Can you print every record below exactly as written?
-- Start --
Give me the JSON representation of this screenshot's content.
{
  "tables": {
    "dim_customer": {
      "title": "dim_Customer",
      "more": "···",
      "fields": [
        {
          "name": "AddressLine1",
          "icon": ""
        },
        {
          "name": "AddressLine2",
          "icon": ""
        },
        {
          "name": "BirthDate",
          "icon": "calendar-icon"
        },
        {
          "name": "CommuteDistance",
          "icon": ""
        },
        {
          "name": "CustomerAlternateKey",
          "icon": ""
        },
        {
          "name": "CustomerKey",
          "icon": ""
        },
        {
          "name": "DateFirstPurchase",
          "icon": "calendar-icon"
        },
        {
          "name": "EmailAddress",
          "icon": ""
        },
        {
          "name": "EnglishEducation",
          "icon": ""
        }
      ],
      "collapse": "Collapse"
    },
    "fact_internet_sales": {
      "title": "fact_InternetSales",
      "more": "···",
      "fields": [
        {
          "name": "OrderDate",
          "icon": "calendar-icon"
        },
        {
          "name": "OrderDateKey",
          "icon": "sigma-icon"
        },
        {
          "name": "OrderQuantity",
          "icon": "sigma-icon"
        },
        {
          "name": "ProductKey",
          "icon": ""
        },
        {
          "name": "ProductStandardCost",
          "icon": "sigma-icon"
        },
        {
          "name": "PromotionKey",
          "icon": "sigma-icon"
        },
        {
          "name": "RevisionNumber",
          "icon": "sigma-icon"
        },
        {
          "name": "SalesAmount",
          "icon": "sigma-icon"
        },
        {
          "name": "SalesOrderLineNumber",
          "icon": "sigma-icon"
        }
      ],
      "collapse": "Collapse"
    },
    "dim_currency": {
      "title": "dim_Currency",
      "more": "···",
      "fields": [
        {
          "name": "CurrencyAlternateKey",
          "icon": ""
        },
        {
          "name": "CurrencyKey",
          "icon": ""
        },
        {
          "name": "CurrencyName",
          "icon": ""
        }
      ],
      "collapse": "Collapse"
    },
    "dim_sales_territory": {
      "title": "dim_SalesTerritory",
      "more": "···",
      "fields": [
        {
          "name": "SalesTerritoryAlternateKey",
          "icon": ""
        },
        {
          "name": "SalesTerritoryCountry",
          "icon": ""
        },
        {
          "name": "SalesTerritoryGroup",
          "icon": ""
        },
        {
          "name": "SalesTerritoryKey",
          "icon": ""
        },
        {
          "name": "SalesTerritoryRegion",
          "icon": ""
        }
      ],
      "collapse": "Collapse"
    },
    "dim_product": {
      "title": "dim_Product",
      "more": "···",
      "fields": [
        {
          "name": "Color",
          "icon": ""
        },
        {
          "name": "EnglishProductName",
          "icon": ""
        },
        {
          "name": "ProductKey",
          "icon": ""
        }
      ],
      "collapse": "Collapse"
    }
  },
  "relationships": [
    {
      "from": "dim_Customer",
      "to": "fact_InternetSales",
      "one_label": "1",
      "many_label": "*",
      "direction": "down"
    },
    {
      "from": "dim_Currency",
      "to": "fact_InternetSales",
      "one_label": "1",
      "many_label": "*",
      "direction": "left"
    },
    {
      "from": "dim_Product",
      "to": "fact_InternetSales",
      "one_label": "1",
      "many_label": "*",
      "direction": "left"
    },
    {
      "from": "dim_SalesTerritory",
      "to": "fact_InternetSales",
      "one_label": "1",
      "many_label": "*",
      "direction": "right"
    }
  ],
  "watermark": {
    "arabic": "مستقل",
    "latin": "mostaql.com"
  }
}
-- End --
# [Answer to this exercise]
Give me the JSON representation of this screenshot's content.
{
  "tables": {
    "dim_customer": {
      "title": "dim_Customer",
      "more": "···",
      "fields": [
        {
          "name": "AddressLine1",
          "icon": ""
        },
        {
          "name": "AddressLine2",
          "icon": ""
        },
        {
          "name": "BirthDate",
          "icon": "calendar-icon"
        },
        {
          "name": "CommuteDistance",
          "icon": ""
        },
        {
          "name": "CustomerAlternateKey",
          "icon": ""
        },
        {
          "name": "CustomerKey",
          "icon": ""
        },
        {
          "name": "DateFirstPurchase",
          "icon": "calendar-icon"
        },
        {
          "name": "EmailAddress",
          "icon": ""
        },
        {
          "name": "EnglishEducation",
          "icon": ""
        }
      ],
      "collapse": "Collapse"
    },
    "fact_internet_sales": {
      "title": "fact_InternetSales",
      "more": "···",
      "fields": [
        {
          "name": "OrderDate",
          "icon": "calendar-icon"
        },
        {
          "name": "OrderDateKey",
          "icon": "sigma-icon"
        },
        {
          "name": "OrderQuantity",
          "icon": "sigma-icon"
        },
        {
          "name": "ProductKey",
          "icon": ""
        },
        {
          "name": "ProductStandardCost",
          "icon": "sigma-icon"
        },
        {
          "name": "PromotionKey",
          "icon": "sigma-icon"
        },
        {
          "name": "RevisionNumber",
          "icon": "sigma-icon"
        },
        {
          "name": "SalesAmount",
          "icon": "sigma-icon"
        },
        {
          "name": "SalesOrderLineNumber",
          "icon": "sigma-icon"
        }
      ],
      "collapse": "Collapse"
    },
    "dim_currency": {
      "title": "dim_Currency",
      "more": "···",
      "fields": [
        {
          "name": "CurrencyAlternateKey",
          "icon": ""
        },
        {
          "name": "CurrencyKey",
          "icon": ""
        },
        {
          "name": "CurrencyName",
          "icon": ""
        }
      ],
      "collapse": "Collapse"
    },
    "dim_sales_territory": {
      "title": "dim_SalesTerritory",
      "more": "···",
      "fields": [
        {
          "name": "SalesTerritoryAlternateKey",
          "icon": ""
        },
        {
          "name": "SalesTerritoryCountry",
          "icon": ""
        },
        {
          "name": "SalesTerritoryGroup",
          "icon": ""
        },
        {
          "name": "SalesTerritoryKey",
          "icon": ""
        },
        {
          "name": "SalesTerritoryRegion",
          "icon": ""
        }
      ],
      "collapse": "Collapse"
    },
    "dim_product": {
      "title": "dim_Product",
      "more": "···",
      "fields": [
        {
          "name": "Color",
          "icon": ""
        },
        {
          "name": "EnglishProductName",
          "icon": ""
        },
        {
          "name": "ProductKey",
          "icon": ""
        }
      ],
      "collapse": "Collapse"
    }
  },
  "relationships": [
    {
      "from": "dim_Customer",
      "to": "fact_InternetSales",
      "one_label": "1",
      "many_label": "*",
      "direction": "down"
    },
    {
      "from": "dim_Currency",
      "to": "fact_InternetSales",
      "one_label": "1",
      "many_label": "*",
      "direction": "left"
    },
    {
      "from": "dim_Product",
      "to": "fact_InternetSales",
      "one_label": "1",
      "many_label": "*",
      "direction": "left"
    },
    {
      "from": "dim_SalesTerritory",
      "to": "fact_InternetSales",
      "one_label": "1",
      "many_label": "*",
      "direction": "right"
    }
  ],
  "watermark": {
    "arabic": "مستقل",
    "latin": "mostaql.com"
  }
}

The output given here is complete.